> **GOAL**:
Answer with one number: the count of lines in the listing below that hold the word "defendida".

----- EXTRACTED INFORMATION -----

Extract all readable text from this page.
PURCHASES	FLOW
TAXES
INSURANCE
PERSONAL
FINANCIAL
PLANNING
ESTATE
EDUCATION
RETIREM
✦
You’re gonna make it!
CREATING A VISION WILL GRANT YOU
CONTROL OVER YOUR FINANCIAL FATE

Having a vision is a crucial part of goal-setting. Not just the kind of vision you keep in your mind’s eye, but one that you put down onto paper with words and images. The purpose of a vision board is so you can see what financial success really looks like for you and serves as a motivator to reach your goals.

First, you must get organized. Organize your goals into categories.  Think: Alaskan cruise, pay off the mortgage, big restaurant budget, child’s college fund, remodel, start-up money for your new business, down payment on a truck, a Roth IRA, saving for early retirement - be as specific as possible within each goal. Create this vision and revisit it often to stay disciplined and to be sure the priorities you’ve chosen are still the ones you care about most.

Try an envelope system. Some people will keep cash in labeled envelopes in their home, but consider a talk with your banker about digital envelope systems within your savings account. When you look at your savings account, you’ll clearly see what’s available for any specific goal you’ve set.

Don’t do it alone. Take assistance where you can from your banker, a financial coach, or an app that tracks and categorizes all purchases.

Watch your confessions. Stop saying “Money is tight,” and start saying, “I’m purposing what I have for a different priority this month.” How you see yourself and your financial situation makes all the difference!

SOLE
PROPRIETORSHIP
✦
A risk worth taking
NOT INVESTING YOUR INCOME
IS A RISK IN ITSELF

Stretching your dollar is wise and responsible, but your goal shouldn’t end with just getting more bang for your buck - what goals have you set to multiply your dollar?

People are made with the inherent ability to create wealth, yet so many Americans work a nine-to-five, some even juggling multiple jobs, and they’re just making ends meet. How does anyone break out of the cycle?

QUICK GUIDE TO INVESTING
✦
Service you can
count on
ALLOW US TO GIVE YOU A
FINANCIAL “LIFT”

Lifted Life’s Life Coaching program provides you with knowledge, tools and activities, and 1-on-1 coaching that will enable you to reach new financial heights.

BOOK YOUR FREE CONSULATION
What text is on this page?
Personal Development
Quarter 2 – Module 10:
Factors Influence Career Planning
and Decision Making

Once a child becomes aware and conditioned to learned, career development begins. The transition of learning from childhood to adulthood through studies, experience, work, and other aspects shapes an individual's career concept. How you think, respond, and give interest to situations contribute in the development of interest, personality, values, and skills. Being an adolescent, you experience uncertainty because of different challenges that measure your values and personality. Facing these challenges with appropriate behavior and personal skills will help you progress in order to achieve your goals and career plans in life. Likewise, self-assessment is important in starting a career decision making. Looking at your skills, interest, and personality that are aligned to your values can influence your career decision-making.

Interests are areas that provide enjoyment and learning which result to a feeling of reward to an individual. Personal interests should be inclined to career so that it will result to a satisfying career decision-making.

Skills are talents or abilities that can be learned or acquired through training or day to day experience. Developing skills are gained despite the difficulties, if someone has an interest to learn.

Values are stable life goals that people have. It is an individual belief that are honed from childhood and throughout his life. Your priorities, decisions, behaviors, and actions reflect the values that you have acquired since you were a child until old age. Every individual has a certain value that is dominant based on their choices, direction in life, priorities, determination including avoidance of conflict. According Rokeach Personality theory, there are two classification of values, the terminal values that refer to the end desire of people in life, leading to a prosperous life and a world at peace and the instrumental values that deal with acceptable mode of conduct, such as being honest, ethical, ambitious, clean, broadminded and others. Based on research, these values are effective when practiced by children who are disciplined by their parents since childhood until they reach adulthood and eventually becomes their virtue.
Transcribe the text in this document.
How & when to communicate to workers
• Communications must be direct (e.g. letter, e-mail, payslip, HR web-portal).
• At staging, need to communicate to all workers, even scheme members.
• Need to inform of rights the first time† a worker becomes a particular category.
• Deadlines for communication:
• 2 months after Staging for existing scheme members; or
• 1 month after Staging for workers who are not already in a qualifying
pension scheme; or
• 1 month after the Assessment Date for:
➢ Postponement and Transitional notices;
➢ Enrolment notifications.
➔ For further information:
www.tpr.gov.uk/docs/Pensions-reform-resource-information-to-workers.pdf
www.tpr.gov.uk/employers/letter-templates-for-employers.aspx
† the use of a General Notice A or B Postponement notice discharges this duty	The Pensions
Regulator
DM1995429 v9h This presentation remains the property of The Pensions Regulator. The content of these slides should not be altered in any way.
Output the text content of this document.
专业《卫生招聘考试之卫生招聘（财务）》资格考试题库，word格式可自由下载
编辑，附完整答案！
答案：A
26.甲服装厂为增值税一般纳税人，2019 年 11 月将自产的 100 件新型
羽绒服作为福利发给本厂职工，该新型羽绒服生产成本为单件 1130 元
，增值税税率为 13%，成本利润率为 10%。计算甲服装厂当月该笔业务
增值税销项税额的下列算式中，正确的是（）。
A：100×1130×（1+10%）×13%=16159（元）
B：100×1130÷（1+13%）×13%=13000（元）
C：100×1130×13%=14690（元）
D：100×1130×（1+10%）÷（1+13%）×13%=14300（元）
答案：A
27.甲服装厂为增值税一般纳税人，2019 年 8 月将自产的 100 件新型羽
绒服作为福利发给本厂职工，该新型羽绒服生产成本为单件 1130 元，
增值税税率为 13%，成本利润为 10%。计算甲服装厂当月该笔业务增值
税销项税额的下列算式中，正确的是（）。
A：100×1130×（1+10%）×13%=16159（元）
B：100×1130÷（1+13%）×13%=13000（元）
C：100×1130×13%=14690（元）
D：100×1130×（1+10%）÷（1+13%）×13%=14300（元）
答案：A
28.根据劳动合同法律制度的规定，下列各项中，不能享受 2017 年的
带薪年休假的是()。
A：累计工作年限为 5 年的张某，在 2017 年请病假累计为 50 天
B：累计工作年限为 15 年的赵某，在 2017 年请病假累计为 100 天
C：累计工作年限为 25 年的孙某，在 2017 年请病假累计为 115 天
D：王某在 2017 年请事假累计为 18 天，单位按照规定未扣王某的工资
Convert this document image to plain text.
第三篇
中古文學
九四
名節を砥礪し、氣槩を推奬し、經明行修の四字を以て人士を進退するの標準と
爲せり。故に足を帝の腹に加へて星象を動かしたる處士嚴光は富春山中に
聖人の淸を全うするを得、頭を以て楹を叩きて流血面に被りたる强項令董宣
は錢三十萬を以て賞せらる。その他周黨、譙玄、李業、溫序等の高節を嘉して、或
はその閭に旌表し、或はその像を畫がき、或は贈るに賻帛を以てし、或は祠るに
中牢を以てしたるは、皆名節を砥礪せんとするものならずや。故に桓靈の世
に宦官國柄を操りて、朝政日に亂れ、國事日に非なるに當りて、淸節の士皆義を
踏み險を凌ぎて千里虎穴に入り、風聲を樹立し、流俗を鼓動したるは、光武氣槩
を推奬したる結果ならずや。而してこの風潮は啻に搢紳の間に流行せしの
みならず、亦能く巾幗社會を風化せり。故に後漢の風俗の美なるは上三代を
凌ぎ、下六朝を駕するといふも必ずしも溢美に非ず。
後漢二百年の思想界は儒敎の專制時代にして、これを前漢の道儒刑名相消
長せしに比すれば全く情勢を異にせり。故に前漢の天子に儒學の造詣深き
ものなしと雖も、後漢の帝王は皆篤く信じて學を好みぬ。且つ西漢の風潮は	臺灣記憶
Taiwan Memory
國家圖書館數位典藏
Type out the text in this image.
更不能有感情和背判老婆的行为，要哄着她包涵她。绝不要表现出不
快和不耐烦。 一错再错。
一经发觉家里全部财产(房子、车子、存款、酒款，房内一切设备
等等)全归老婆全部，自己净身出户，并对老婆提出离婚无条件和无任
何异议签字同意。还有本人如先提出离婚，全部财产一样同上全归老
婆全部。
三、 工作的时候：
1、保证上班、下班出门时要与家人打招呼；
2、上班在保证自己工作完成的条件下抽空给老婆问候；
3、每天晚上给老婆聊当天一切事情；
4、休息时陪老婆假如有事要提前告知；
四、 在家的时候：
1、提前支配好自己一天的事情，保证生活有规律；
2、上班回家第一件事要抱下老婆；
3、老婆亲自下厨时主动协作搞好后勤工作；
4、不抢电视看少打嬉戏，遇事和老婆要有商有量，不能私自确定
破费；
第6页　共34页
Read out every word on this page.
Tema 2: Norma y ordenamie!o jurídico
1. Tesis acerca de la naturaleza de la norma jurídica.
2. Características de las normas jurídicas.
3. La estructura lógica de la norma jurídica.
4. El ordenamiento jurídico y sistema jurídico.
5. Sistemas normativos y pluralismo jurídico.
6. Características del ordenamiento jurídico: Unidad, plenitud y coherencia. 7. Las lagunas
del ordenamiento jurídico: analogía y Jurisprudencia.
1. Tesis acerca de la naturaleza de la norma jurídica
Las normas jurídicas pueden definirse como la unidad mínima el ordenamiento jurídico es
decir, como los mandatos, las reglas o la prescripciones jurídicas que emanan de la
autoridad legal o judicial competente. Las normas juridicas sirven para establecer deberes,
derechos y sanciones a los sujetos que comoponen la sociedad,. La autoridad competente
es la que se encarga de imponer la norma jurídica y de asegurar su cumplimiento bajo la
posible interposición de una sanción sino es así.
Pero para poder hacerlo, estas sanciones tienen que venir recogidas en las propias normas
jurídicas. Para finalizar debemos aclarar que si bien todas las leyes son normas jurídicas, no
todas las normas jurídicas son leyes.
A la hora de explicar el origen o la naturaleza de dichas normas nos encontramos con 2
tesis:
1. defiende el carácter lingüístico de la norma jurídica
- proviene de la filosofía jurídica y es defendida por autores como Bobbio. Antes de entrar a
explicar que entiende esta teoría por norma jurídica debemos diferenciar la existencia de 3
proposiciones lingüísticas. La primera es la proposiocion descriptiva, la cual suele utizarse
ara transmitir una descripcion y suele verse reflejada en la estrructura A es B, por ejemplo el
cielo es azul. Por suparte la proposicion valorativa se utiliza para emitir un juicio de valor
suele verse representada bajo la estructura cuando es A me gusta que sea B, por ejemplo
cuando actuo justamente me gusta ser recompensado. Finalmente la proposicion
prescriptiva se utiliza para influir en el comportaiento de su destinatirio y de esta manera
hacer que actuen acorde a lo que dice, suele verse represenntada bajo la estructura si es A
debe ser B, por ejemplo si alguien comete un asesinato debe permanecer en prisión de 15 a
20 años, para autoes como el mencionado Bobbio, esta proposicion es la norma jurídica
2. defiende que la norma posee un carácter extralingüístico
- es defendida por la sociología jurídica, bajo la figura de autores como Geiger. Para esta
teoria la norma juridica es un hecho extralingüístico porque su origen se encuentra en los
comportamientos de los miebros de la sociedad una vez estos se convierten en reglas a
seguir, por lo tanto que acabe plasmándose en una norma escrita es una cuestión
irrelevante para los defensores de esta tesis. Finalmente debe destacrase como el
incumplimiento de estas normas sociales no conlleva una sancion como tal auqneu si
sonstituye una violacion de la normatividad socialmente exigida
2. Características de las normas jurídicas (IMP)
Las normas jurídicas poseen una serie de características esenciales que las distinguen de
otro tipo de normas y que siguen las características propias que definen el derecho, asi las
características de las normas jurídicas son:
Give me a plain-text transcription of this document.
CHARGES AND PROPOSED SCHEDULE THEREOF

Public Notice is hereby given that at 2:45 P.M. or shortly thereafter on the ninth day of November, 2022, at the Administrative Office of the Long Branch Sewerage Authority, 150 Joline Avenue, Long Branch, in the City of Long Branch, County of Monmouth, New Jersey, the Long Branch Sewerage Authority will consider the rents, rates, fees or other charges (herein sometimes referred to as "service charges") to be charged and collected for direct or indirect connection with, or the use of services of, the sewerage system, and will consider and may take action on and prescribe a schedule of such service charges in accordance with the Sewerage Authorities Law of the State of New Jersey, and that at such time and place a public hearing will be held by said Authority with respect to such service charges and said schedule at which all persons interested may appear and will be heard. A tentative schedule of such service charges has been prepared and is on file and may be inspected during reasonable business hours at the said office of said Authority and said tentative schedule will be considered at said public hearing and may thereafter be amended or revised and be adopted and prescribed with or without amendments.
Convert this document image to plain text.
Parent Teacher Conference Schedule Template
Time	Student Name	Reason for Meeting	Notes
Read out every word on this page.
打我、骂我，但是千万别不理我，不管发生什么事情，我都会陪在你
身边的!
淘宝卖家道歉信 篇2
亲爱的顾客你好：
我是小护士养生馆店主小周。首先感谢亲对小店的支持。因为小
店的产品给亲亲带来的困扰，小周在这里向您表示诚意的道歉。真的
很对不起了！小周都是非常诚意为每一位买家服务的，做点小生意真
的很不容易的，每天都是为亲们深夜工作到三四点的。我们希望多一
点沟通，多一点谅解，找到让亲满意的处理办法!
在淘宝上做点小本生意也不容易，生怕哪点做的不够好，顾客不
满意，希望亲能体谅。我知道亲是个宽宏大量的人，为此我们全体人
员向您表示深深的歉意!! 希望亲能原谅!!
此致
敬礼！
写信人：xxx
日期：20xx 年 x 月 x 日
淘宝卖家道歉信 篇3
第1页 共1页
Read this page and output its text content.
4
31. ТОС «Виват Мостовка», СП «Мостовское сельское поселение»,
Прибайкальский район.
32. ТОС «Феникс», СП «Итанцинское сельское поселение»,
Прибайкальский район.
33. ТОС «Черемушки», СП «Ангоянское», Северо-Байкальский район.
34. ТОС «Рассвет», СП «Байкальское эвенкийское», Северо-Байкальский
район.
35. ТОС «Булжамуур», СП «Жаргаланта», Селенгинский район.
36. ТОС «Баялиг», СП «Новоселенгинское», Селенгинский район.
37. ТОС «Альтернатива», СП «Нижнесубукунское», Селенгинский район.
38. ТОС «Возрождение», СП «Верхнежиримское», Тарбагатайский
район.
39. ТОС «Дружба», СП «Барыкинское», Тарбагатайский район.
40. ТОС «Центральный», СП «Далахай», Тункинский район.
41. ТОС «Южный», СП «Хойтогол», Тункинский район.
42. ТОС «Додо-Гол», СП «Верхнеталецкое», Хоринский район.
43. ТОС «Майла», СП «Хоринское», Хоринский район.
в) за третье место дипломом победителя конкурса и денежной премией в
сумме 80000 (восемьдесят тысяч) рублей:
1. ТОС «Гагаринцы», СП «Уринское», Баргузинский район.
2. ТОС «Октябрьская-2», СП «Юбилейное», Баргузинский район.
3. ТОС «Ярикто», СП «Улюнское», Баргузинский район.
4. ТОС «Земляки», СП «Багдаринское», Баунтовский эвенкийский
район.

-----

> **SOLUTION**:
2